YOUR TASK
Search the material below for the string "身份证号码" and list each line that holds it.

SUPPLIED DATA
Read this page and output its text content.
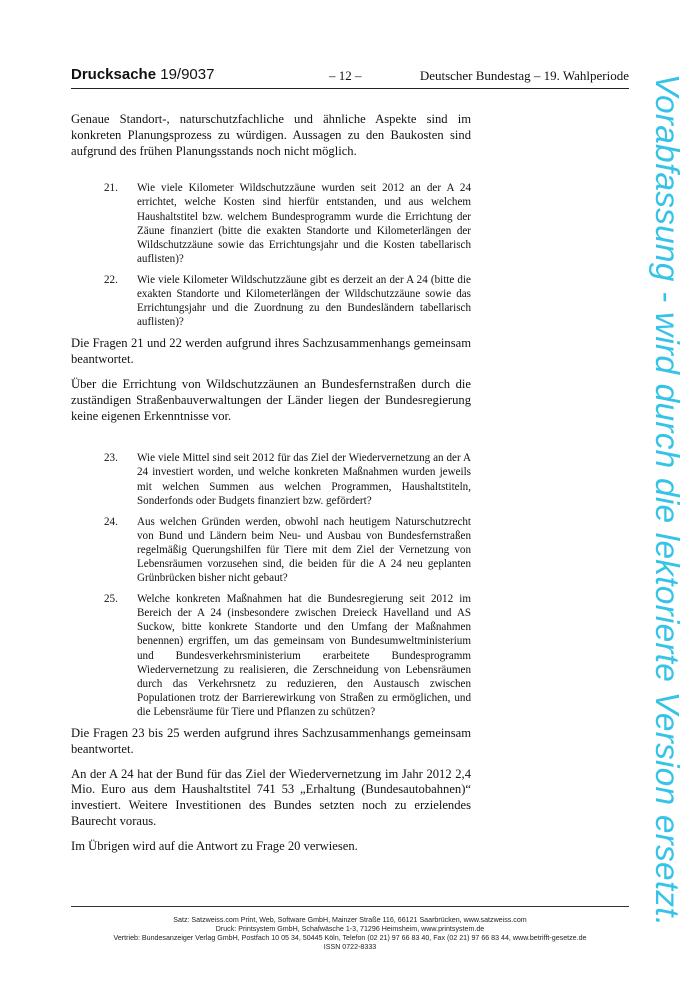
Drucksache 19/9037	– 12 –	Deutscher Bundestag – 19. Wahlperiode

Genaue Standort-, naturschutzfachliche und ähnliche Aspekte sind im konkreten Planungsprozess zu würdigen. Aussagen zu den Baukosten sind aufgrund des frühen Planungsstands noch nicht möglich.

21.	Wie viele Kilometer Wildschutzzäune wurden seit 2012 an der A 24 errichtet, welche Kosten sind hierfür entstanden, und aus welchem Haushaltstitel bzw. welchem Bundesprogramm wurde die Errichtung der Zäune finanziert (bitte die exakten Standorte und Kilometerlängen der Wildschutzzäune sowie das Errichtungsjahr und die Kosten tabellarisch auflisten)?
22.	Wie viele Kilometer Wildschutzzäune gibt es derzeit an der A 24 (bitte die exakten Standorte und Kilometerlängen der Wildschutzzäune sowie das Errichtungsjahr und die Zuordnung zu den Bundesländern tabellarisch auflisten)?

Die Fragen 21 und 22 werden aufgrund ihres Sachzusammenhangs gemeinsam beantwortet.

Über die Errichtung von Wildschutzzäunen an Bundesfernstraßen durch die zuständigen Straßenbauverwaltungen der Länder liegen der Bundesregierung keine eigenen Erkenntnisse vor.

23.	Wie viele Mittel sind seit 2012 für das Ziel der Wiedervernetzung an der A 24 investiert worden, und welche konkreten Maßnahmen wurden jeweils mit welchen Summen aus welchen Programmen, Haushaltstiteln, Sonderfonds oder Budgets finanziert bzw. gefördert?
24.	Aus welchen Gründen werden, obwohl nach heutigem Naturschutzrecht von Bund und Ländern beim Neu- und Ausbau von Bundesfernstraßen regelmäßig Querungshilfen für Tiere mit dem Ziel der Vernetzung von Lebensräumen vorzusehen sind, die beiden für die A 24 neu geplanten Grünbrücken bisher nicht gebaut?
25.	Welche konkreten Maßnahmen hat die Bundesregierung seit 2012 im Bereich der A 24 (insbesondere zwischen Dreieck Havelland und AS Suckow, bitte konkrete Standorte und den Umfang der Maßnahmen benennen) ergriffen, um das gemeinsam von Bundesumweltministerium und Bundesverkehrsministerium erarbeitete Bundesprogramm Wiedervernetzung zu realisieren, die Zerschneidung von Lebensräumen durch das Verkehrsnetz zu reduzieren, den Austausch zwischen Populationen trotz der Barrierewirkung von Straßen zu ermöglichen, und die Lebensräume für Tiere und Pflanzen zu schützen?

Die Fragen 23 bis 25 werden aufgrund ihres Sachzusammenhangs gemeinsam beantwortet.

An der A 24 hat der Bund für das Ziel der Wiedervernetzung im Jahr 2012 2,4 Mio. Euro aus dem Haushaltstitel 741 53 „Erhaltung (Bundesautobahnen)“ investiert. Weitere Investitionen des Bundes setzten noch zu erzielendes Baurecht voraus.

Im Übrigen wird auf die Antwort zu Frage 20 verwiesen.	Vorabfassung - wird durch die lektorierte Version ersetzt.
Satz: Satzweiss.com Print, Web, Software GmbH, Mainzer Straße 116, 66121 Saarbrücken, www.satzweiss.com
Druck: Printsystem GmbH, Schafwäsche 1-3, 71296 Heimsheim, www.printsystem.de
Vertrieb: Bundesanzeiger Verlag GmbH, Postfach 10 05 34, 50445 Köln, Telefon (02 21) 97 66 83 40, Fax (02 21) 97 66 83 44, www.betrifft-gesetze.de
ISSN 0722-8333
...
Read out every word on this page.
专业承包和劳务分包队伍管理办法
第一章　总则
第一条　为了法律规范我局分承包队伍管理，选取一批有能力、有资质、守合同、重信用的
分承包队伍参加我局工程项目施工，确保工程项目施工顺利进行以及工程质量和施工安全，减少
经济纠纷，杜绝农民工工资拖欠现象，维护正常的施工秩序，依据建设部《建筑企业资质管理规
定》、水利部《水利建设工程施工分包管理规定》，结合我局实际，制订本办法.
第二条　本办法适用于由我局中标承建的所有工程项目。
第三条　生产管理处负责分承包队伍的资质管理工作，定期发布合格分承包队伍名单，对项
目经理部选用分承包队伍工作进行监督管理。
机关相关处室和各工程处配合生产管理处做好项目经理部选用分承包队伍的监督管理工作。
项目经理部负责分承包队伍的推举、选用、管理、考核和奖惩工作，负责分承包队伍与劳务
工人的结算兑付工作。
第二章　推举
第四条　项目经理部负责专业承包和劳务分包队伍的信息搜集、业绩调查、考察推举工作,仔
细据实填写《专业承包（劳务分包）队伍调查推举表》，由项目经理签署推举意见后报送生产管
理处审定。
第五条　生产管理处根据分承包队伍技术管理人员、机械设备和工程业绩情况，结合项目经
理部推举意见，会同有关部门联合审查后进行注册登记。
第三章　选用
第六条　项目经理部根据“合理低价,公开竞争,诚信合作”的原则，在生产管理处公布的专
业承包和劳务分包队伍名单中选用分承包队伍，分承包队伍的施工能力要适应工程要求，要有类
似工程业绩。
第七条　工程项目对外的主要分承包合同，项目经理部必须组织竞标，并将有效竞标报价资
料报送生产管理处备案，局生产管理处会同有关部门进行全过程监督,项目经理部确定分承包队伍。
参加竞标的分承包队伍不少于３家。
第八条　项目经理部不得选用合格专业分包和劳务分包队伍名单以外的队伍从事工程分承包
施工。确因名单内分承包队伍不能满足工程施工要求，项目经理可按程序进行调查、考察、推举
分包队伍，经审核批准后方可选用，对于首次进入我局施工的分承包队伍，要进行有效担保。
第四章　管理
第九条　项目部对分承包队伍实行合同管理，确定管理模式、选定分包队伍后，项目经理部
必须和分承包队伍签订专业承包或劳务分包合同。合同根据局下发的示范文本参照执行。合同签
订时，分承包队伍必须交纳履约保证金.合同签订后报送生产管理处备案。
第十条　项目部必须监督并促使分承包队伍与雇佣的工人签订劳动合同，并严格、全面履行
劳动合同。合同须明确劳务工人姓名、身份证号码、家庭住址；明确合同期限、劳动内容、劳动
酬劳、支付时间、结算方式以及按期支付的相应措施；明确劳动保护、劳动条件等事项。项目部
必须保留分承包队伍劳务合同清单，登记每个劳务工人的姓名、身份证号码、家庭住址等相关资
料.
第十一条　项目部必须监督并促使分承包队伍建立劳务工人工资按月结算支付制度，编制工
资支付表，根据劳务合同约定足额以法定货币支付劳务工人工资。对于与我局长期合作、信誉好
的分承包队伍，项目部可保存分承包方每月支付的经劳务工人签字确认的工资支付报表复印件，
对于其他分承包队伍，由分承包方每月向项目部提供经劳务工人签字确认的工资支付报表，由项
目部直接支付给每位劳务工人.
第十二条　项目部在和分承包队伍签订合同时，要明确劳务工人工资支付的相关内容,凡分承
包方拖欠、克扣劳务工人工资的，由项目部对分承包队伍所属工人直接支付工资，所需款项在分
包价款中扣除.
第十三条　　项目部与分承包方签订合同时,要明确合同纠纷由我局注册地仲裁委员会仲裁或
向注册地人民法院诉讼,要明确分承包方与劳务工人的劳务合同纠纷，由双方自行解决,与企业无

COMPLETED TASK
劳动合同。合同须明确劳务工人姓名、身份证号码、家庭住址；明确合同期限、劳动内容、劳动
必须保留分承包队伍劳务合同清单，登记每个劳务工人的姓名、身份证号码、家庭住址等相关资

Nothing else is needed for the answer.